# POLL: Do you need to fill the histogram in post?



## Marsu42 (Nov 21, 2014)

I'm currently post-processing a bunch of wildlife shots (horses, my favorite subject) and would like to know how you feel a histogram should look like after postprocessing. I'm using ACR (Lightroom).

Personally, I try to adjust sliders and tone curve until I get whites and blacks somewhere, i.e. the shot fills the histogram with the main data neither to the very left or right. If I cannot manage that straight away, I usually resort to some local editing with ACR's tools like the brush.

At times, this can be a bit awkward if the scene was low-contrast in reality. The other problem is that if for example an animal's eye is the darkest part, it tends to cave in if I adjust black clipping accordingly and I need to do local editing (contrast) to make it look "alive" again.

_*Question:* Am I painting myself into a corner with that approach, i.e. should I simply leave some part of the histogram empty? What's your take on "histogram after postprocessing"?_

Note: I'm talking about natural scenes like wildlife or landscape, not about shots that are meant to be "artistic" from the start.


----------



## AcutancePhotography (Nov 21, 2014)

There is nothing intrinsically wrong with leaving "empty" spaces in the histogram as long as the photograph looks the way you want it to look.

My preference is toward low key shots so quite often I will have "empty" space at the right end. For other pictures I expose to the right and pull it down.

Unless you collect or sell histograms, I would only use it as a guide to help you get the photograph the way you want it to look like. By definition that is the "correct" histogram for your photograph.


----------



## Marsu42 (Nov 21, 2014)

INSTRUCTIONS TO FOLLOW:
In the histogram thread, why does AcutancePhotography often have empty space at the right end of the histogram?

INFORMATION PROVIDED:
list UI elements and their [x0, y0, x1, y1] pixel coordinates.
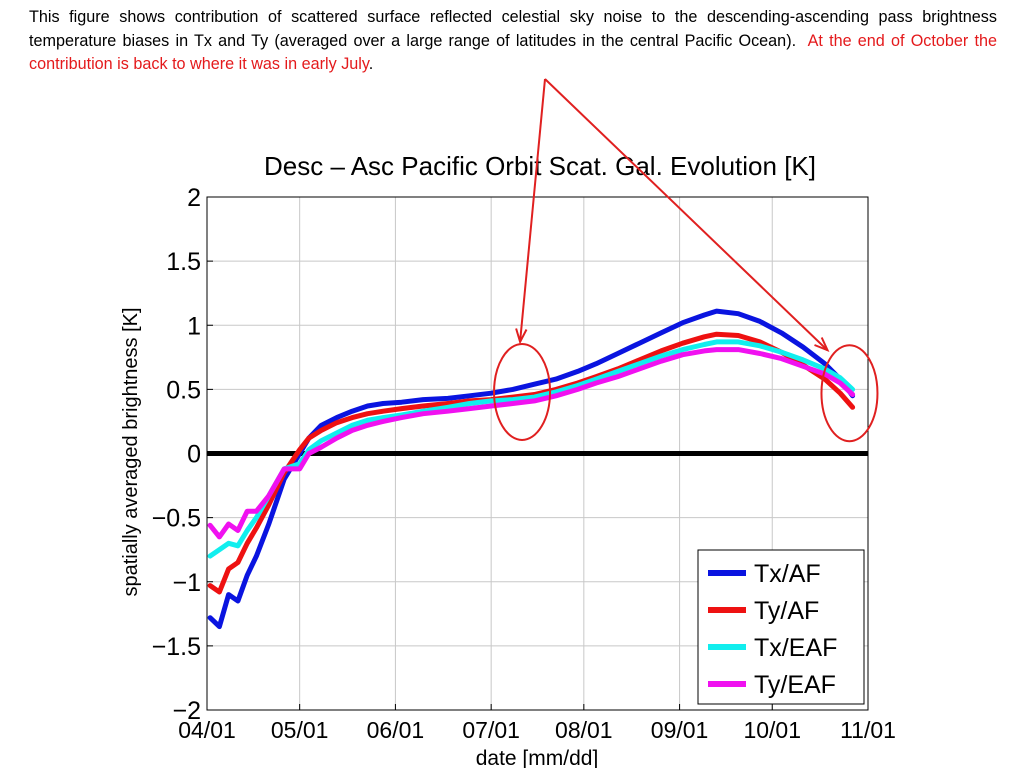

RESPONSE:
AcutancePhotography prefers low key shots.